• **PROMPT**:
Look through the material and copy each line holding "接头面积的百分率等".

===== GIVEN DATA =====

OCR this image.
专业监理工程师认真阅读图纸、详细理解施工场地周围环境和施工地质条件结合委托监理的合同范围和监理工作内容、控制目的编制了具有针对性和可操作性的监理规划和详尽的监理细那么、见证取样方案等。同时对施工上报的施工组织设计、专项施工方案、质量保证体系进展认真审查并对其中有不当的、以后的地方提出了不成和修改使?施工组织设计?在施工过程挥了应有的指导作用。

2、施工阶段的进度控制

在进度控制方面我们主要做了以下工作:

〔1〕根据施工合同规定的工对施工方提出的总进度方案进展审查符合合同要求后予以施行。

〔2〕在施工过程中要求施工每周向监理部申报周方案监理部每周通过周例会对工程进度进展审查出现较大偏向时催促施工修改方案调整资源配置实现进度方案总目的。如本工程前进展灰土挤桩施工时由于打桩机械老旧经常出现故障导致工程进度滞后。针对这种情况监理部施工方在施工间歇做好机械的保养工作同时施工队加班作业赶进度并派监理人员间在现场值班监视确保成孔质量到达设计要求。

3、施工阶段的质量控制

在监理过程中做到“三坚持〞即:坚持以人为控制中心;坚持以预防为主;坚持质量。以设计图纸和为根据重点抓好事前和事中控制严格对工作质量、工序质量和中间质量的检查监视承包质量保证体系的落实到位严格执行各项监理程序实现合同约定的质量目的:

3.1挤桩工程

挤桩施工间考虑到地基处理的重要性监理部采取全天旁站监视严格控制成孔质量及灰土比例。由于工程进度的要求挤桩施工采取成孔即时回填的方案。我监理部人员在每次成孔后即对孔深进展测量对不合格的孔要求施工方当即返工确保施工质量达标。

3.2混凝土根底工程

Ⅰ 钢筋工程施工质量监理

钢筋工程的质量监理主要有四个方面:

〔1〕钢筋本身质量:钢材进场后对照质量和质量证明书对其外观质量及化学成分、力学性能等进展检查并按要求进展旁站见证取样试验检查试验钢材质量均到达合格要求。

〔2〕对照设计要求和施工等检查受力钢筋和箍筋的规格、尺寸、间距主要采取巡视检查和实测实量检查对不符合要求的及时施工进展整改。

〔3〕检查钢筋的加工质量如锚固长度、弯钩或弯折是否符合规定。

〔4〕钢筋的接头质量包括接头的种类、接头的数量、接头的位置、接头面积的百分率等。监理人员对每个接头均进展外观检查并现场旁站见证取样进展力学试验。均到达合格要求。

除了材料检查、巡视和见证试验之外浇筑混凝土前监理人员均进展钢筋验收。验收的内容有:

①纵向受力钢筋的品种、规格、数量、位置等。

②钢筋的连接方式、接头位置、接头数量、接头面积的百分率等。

=====

• **THE SOLUTION**:
〔4〕钢筋的接头质量包括接头的种类、接头的数量、接头的位置、接头面积的百分率等。监理人员对每个接头均进展外观检查并现场旁站见证取样进展力学试验。均到达合格要求。
②钢筋的连接方式、接头位置、接头数量、接头面积的百分率等。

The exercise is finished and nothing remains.